-- Start THE INPUT --

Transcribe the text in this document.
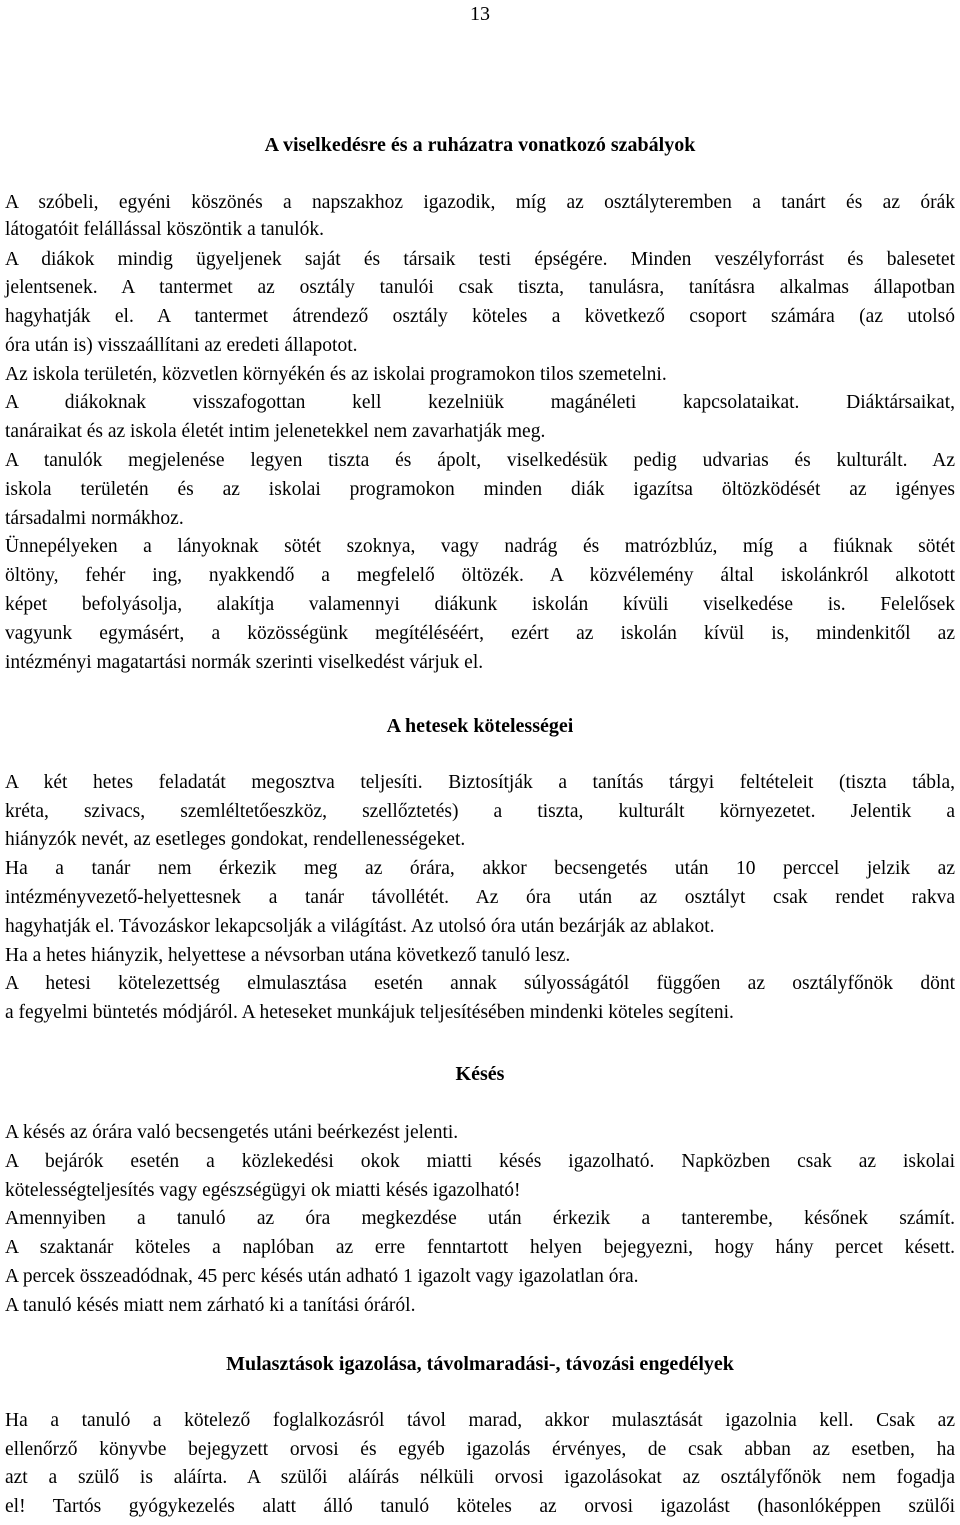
13
A viselkedésre és a ruházatra vonatkozó szabályok
A szóbeli, egyéni köszönés a napszakhoz igazodik, míg az osztályteremben a tanárt és az órák
látogatóit felállással köszöntik a tanulók.
A diákok mindig ügyeljenek saját és társaik testi épségére. Minden veszélyforrást és balesetet
jelentsenek. A tantermet az osztály tanulói csak tiszta, tanulásra, tanításra alkalmas állapotban
hagyhatják el. A tantermet átrendező osztály köteles a következő csoport számára (az utolsó
óra után is) visszaállítani az eredeti állapotot.
Az iskola területén, közvetlen környékén és az iskolai programokon tilos szemetelni.
A diákoknak visszafogottan kell kezelniük magánéleti kapcsolataikat. Diáktársaikat,
tanáraikat és az iskola életét intim jelenetekkel nem zavarhatják meg.
A tanulók megjelenése legyen tiszta és ápolt, viselkedésük pedig udvarias és kulturált. Az
iskola területén és az iskolai programokon minden diák igazítsa öltözködését az igényes
társadalmi normákhoz.
Ünnepélyeken a lányoknak sötét szoknya, vagy nadrág és matrózblúz, míg a fiúknak sötét
öltöny, fehér ing, nyakkendő a megfelelő öltözék. A közvélemény által iskolánkról alkotott
képet befolyásolja, alakítja valamennyi diákunk iskolán kívüli viselkedése is. Felelősek
vagyunk egymásért, a közösségünk megítéléséért, ezért az iskolán kívül is, mindenkitől az
intézményi magatartási normák szerinti viselkedést várjuk el.
A hetesek kötelességei
A két hetes feladatát megosztva teljesíti. Biztosítják a tanítás tárgyi feltételeit (tiszta tábla,
kréta, szivacs, szemléltetőeszköz, szellőztetés) a tiszta, kulturált környezetet. Jelentik a
hiányzók nevét, az esetleges gondokat, rendellenességeket.
Ha a tanár nem érkezik meg az órára, akkor becsengetés után 10 perccel jelzik az
intézményvezető-helyettesnek a tanár távollétét. Az óra után az osztályt csak rendet rakva
hagyhatják el. Távozáskor lekapcsolják a világítást. Az utolsó óra után bezárják az ablakot.
Ha a hetes hiányzik, helyettese a névsorban utána következő tanuló lesz.
A hetesi kötelezettség elmulasztása esetén annak súlyosságától függően az osztályfőnök dönt
a fegyelmi büntetés módjáról. A heteseket munkájuk teljesítésében mindenki köteles segíteni.
Késés
A késés az órára való becsengetés utáni beérkezést jelenti.
A bejárók esetén a közlekedési okok miatti késés igazolható. Napközben csak az iskolai
kötelességteljesítés vagy egészségügyi ok miatti késés igazolható!
Amennyiben a tanuló az óra megkezdése után érkezik a tanterembe, későnek számít.
A szaktanár köteles a naplóban az erre fenntartott helyen bejegyezni, hogy hány percet késett.
A percek összeadódnak, 45 perc késés után adható 1 igazolt vagy igazolatlan óra.
A tanuló késés miatt nem zárható ki a tanítási óráról.
Mulasztások igazolása, távolmaradási-, távozási engedélyek
Ha a tanuló a kötelező foglalkozásról távol marad, akkor mulasztását igazolnia kell. Csak az
ellenőrző könyvbe bejegyzett orvosi és egyéb igazolás érvényes, de csak abban az esetben, ha
azt a szülő is aláírta. A szülői aláírás nélküli orvosi igazolásokat az osztályfőnök nem fogadja
el! Tartós gyógykezelés alatt álló tanuló köteles az orvosi igazolást (hasonlóképpen szülői
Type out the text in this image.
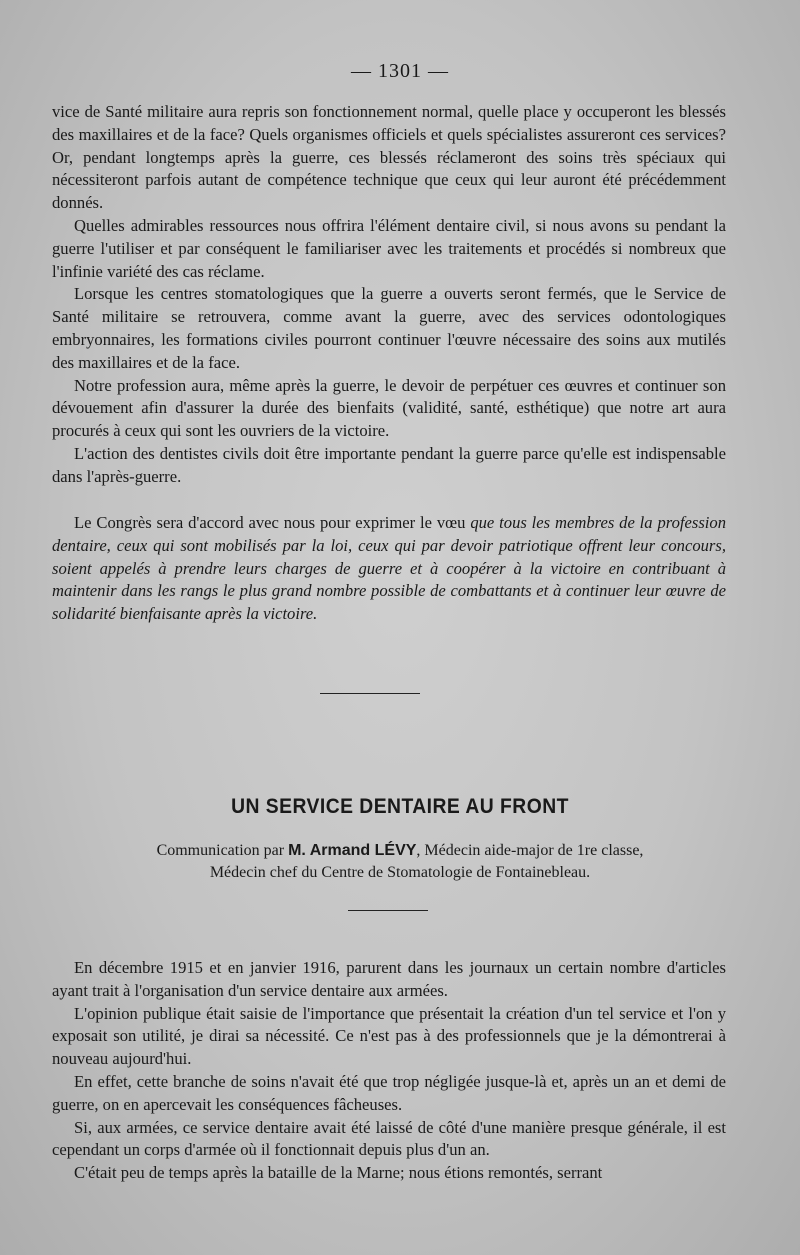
— 1301 —

vice de Santé militaire aura repris son fonctionnement normal, quelle place y occuperont les blessés des maxillaires et de la face? Quels organismes officiels et quels spécialistes assureront ces services? Or, pendant longtemps après la guerre, ces blessés réclameront des soins très spéciaux qui nécessiteront parfois autant de compétence technique que ceux qui leur auront été précédemment donnés.

Quelles admirables ressources nous offrira l'élément dentaire civil, si nous avons su pendant la guerre l'utiliser et par conséquent le familiariser avec les traitements et procédés si nombreux que l'infinie variété des cas réclame.

Lorsque les centres stomatologiques que la guerre a ouverts seront fermés, que le Service de Santé militaire se retrouvera, comme avant la guerre, avec des services odontologiques embryonnaires, les formations civiles pourront continuer l'œuvre nécessaire des soins aux mutilés des maxillaires et de la face.

Notre profession aura, même après la guerre, le devoir de perpétuer ces œuvres et continuer son dévouement afin d'assurer la durée des bienfaits (validité, santé, esthétique) que notre art aura procurés à ceux qui sont les ouvriers de la victoire.

L'action des dentistes civils doit être importante pendant la guerre parce qu'elle est indispensable dans l'après-guerre.

Le Congrès sera d'accord avec nous pour exprimer le vœu que tous les membres de la profession dentaire, ceux qui sont mobilisés par la loi, ceux qui par devoir patriotique offrent leur concours, soient appelés à prendre leurs charges de guerre et à coopérer à la victoire en contribuant à maintenir dans les rangs le plus grand nombre possible de combattants et à continuer leur œuvre de solidarité bienfaisante après la victoire.

UN SERVICE DENTAIRE AU FRONT
Communication par M. Armand LÉVY, Médecin aide-major de 1re classe,
Médecin chef du Centre de Stomatologie de Fontainebleau.

En décembre 1915 et en janvier 1916, parurent dans les journaux un certain nombre d'articles ayant trait à l'organisation d'un service dentaire aux armées.

L'opinion publique était saisie de l'importance que présentait la création d'un tel service et l'on y exposait son utilité, je dirai sa nécessité. Ce n'est pas à des professionnels que je la démontrerai à nouveau aujourd'hui.

En effet, cette branche de soins n'avait été que trop négligée jusque-là et, après un an et demi de guerre, on en apercevait les conséquences fâcheuses.

Si, aux armées, ce service dentaire avait été laissé de côté d'une manière presque générale, il est cependant un corps d'armée où il fonctionnait depuis plus d'un an.

C'était peu de temps après la bataille de la Marne; nous étions remontés, serrant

-- End THE INPUT --

THE EXERCISE: Using the material above, set down every line exactly, but skip the pictures.

FULL OUTPUT:
Transcribe the text in this document.
13
A viselkedésre és a ruházatra vonatkozó szabályok
A szóbeli, egyéni köszönés a napszakhoz igazodik, míg az osztályteremben a tanárt és az órák
látogatóit felállással köszöntik a tanulók.
A diákok mindig ügyeljenek saját és társaik testi épségére. Minden veszélyforrást és balesetet
jelentsenek. A tantermet az osztály tanulói csak tiszta, tanulásra, tanításra alkalmas állapotban
hagyhatják el. A tantermet átrendező osztály köteles a következő csoport számára (az utolsó
óra után is) visszaállítani az eredeti állapotot.
Az iskola területén, közvetlen környékén és az iskolai programokon tilos szemetelni.
A diákoknak visszafogottan kell kezelniük magánéleti kapcsolataikat. Diáktársaikat,
tanáraikat és az iskola életét intim jelenetekkel nem zavarhatják meg.
A tanulók megjelenése legyen tiszta és ápolt, viselkedésük pedig udvarias és kulturált. Az
iskola területén és az iskolai programokon minden diák igazítsa öltözködését az igényes
társadalmi normákhoz.
Ünnepélyeken a lányoknak sötét szoknya, vagy nadrág és matrózblúz, míg a fiúknak sötét
öltöny, fehér ing, nyakkendő a megfelelő öltözék. A közvélemény által iskolánkról alkotott
képet befolyásolja, alakítja valamennyi diákunk iskolán kívüli viselkedése is. Felelősek
vagyunk egymásért, a közösségünk megítéléséért, ezért az iskolán kívül is, mindenkitől az
intézményi magatartási normák szerinti viselkedést várjuk el.
A hetesek kötelességei
A két hetes feladatát megosztva teljesíti. Biztosítják a tanítás tárgyi feltételeit (tiszta tábla,
kréta, szivacs, szemléltetőeszköz, szellőztetés) a tiszta, kulturált környezetet. Jelentik a
hiányzók nevét, az esetleges gondokat, rendellenességeket.
Ha a tanár nem érkezik meg az órára, akkor becsengetés után 10 perccel jelzik az
intézményvezető-helyettesnek a tanár távollétét. Az óra után az osztályt csak rendet rakva
hagyhatják el. Távozáskor lekapcsolják a világítást. Az utolsó óra után bezárják az ablakot.
Ha a hetes hiányzik, helyettese a névsorban utána következő tanuló lesz.
A hetesi kötelezettség elmulasztása esetén annak súlyosságától függően az osztályfőnök dönt
a fegyelmi büntetés módjáról. A heteseket munkájuk teljesítésében mindenki köteles segíteni.
Késés
A késés az órára való becsengetés utáni beérkezést jelenti.
A bejárók esetén a közlekedési okok miatti késés igazolható. Napközben csak az iskolai
kötelességteljesítés vagy egészségügyi ok miatti késés igazolható!
Amennyiben a tanuló az óra megkezdése után érkezik a tanterembe, későnek számít.
A szaktanár köteles a naplóban az erre fenntartott helyen bejegyezni, hogy hány percet késett.
A percek összeadódnak, 45 perc késés után adható 1 igazolt vagy igazolatlan óra.
A tanuló késés miatt nem zárható ki a tanítási óráról.
Mulasztások igazolása, távolmaradási-, távozási engedélyek
Ha a tanuló a kötelező foglalkozásról távol marad, akkor mulasztását igazolnia kell. Csak az
ellenőrző könyvbe bejegyzett orvosi és egyéb igazolás érvényes, de csak abban az esetben, ha
azt a szülő is aláírta. A szülői aláírás nélküli orvosi igazolásokat az osztályfőnök nem fogadja
el! Tartós gyógykezelés alatt álló tanuló köteles az orvosi igazolást (hasonlóképpen szülői
Type out the text in this image.
— 1301 —

vice de Santé militaire aura repris son fonctionnement normal, quelle place y occuperont les blessés des maxillaires et de la face? Quels organismes officiels et quels spécialistes assureront ces services? Or, pendant longtemps après la guerre, ces blessés réclameront des soins très spéciaux qui nécessiteront parfois autant de compétence technique que ceux qui leur auront été précédemment donnés.

Quelles admirables ressources nous offrira l'élément dentaire civil, si nous avons su pendant la guerre l'utiliser et par conséquent le familiariser avec les traitements et procédés si nombreux que l'infinie variété des cas réclame.

Lorsque les centres stomatologiques que la guerre a ouverts seront fermés, que le Service de Santé militaire se retrouvera, comme avant la guerre, avec des services odontologiques embryonnaires, les formations civiles pourront continuer l'œuvre nécessaire des soins aux mutilés des maxillaires et de la face.

Notre profession aura, même après la guerre, le devoir de perpétuer ces œuvres et continuer son dévouement afin d'assurer la durée des bienfaits (validité, santé, esthétique) que notre art aura procurés à ceux qui sont les ouvriers de la victoire.

L'action des dentistes civils doit être importante pendant la guerre parce qu'elle est indispensable dans l'après-guerre.

Le Congrès sera d'accord avec nous pour exprimer le vœu que tous les membres de la profession dentaire, ceux qui sont mobilisés par la loi, ceux qui par devoir patriotique offrent leur concours, soient appelés à prendre leurs charges de guerre et à coopérer à la victoire en contribuant à maintenir dans les rangs le plus grand nombre possible de combattants et à continuer leur œuvre de solidarité bienfaisante après la victoire.

UN SERVICE DENTAIRE AU FRONT
Communication par M. Armand LÉVY, Médecin aide-major de 1re classe,
Médecin chef du Centre de Stomatologie de Fontainebleau.

En décembre 1915 et en janvier 1916, parurent dans les journaux un certain nombre d'articles ayant trait à l'organisation d'un service dentaire aux armées.

L'opinion publique était saisie de l'importance que présentait la création d'un tel service et l'on y exposait son utilité, je dirai sa nécessité. Ce n'est pas à des professionnels que je la démontrerai à nouveau aujourd'hui.

En effet, cette branche de soins n'avait été que trop négligée jusque-là et, après un an et demi de guerre, on en apercevait les conséquences fâcheuses.

Si, aux armées, ce service dentaire avait été laissé de côté d'une manière presque générale, il est cependant un corps d'armée où il fonctionnait depuis plus d'un an.

C'était peu de temps après la bataille de la Marne; nous étions remontés, serrant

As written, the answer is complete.